Exercise task ::
Reproduce all of the listing below without alteration.

[Excerpt from a dataset]
__________________________________________________

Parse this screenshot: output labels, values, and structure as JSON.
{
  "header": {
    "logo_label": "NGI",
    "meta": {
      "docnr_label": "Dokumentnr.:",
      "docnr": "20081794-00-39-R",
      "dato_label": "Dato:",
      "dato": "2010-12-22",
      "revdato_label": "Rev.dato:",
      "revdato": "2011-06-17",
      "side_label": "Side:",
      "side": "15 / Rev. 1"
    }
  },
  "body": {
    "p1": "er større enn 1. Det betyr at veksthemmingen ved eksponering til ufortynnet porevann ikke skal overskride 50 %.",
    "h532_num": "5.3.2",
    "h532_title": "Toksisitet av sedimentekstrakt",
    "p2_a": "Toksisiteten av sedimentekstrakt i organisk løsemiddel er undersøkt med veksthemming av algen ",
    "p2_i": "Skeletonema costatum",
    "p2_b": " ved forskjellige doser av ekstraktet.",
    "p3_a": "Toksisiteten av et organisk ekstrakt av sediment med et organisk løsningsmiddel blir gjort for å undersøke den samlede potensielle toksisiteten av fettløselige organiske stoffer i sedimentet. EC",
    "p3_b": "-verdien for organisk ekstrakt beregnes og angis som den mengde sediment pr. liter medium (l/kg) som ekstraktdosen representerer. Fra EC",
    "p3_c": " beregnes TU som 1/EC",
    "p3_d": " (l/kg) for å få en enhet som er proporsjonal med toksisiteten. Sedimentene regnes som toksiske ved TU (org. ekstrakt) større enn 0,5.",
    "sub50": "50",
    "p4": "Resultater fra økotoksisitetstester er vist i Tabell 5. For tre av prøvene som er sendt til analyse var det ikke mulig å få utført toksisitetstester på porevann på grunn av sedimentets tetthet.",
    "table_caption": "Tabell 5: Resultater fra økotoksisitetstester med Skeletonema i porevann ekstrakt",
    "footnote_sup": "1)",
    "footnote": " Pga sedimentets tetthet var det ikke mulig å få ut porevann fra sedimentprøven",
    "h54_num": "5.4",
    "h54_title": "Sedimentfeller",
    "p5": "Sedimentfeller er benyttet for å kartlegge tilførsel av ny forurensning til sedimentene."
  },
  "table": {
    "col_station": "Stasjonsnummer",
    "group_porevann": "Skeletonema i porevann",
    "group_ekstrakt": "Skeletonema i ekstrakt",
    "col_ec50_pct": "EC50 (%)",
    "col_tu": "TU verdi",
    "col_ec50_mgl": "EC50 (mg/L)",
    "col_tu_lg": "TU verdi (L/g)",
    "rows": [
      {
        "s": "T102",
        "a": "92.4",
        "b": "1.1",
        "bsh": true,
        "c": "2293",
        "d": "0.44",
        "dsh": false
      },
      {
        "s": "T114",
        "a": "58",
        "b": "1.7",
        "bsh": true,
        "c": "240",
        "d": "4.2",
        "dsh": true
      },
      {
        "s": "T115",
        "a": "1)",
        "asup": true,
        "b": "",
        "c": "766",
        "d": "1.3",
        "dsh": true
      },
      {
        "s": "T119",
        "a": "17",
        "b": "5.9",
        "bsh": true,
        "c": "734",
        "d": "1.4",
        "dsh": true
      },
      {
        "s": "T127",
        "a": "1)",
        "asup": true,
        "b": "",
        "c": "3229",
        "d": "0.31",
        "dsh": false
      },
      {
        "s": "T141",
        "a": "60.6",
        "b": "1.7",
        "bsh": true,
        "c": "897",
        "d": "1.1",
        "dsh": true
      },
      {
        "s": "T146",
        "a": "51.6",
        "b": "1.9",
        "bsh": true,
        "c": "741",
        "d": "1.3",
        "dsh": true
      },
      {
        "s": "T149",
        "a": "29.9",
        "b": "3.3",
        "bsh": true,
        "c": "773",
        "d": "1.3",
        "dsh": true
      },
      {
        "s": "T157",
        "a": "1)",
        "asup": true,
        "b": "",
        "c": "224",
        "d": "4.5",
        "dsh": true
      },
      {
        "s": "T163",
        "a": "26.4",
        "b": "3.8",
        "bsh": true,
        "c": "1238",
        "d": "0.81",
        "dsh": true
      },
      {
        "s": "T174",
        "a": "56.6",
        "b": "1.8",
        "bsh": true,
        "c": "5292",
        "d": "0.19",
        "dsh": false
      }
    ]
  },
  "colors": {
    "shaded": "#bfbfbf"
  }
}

__________________________________________________

Result ::
Parse this screenshot: output labels, values, and structure as JSON.
{
  "header": {
    "logo_label": "NGI",
    "meta": {
      "docnr_label": "Dokumentnr.:",
      "docnr": "20081794-00-39-R",
      "dato_label": "Dato:",
      "dato": "2010-12-22",
      "revdato_label": "Rev.dato:",
      "revdato": "2011-06-17",
      "side_label": "Side:",
      "side": "15 / Rev. 1"
    }
  },
  "body": {
    "p1": "er større enn 1. Det betyr at veksthemmingen ved eksponering til ufortynnet porevann ikke skal overskride 50 %.",
    "h532_num": "5.3.2",
    "h532_title": "Toksisitet av sedimentekstrakt",
    "p2_a": "Toksisiteten av sedimentekstrakt i organisk løsemiddel er undersøkt med veksthemming av algen ",
    "p2_i": "Skeletonema costatum",
    "p2_b": " ved forskjellige doser av ekstraktet.",
    "p3_a": "Toksisiteten av et organisk ekstrakt av sediment med et organisk løsningsmiddel blir gjort for å undersøke den samlede potensielle toksisiteten av fettløselige organiske stoffer i sedimentet. EC",
    "p3_b": "-verdien for organisk ekstrakt beregnes og angis som den mengde sediment pr. liter medium (l/kg) som ekstraktdosen representerer. Fra EC",
    "p3_c": " beregnes TU som 1/EC",
    "p3_d": " (l/kg) for å få en enhet som er proporsjonal med toksisiteten. Sedimentene regnes som toksiske ved TU (org. ekstrakt) større enn 0,5.",
    "sub50": "50",
    "p4": "Resultater fra økotoksisitetstester er vist i Tabell 5. For tre av prøvene som er sendt til analyse var det ikke mulig å få utført toksisitetstester på porevann på grunn av sedimentets tetthet.",
    "table_caption": "Tabell 5: Resultater fra økotoksisitetstester med Skeletonema i porevann ekstrakt",
    "footnote_sup": "1)",
    "footnote": " Pga sedimentets tetthet var det ikke mulig å få ut porevann fra sedimentprøven",
    "h54_num": "5.4",
    "h54_title": "Sedimentfeller",
    "p5": "Sedimentfeller er benyttet for å kartlegge tilførsel av ny forurensning til sedimentene."
  },
  "table": {
    "col_station": "Stasjonsnummer",
    "group_porevann": "Skeletonema i porevann",
    "group_ekstrakt": "Skeletonema i ekstrakt",
    "col_ec50_pct": "EC50 (%)",
    "col_tu": "TU verdi",
    "col_ec50_mgl": "EC50 (mg/L)",
    "col_tu_lg": "TU verdi (L/g)",
    "rows": [
      {
        "s": "T102",
        "a": "92.4",
        "b": "1.1",
        "bsh": true,
        "c": "2293",
        "d": "0.44",
        "dsh": false
      },
      {
        "s": "T114",
        "a": "58",
        "b": "1.7",
        "bsh": true,
        "c": "240",
        "d": "4.2",
        "dsh": true
      },
      {
        "s": "T115",
        "a": "1)",
        "asup": true,
        "b": "",
        "c": "766",
        "d": "1.3",
        "dsh": true
      },
      {
        "s": "T119",
        "a": "17",
        "b": "5.9",
        "bsh": true,
        "c": "734",
        "d": "1.4",
        "dsh": true
      },
      {
        "s": "T127",
        "a": "1)",
        "asup": true,
        "b": "",
        "c": "3229",
        "d": "0.31",
        "dsh": false
      },
      {
        "s": "T141",
        "a": "60.6",
        "b": "1.7",
        "bsh": true,
        "c": "897",
        "d": "1.1",
        "dsh": true
      },
      {
        "s": "T146",
        "a": "51.6",
        "b": "1.9",
        "bsh": true,
        "c": "741",
        "d": "1.3",
        "dsh": true
      },
      {
        "s": "T149",
        "a": "29.9",
        "b": "3.3",
        "bsh": true,
        "c": "773",
        "d": "1.3",
        "dsh": true
      },
      {
        "s": "T157",
        "a": "1)",
        "asup": true,
        "b": "",
        "c": "224",
        "d": "4.5",
        "dsh": true
      },
      {
        "s": "T163",
        "a": "26.4",
        "b": "3.8",
        "bsh": true,
        "c": "1238",
        "d": "0.81",
        "dsh": true
      },
      {
        "s": "T174",
        "a": "56.6",
        "b": "1.8",
        "bsh": true,
        "c": "5292",
        "d": "0.19",
        "dsh": false
      }
    ]
  },
  "colors": {
    "shaded": "#bfbfbf"
  }
}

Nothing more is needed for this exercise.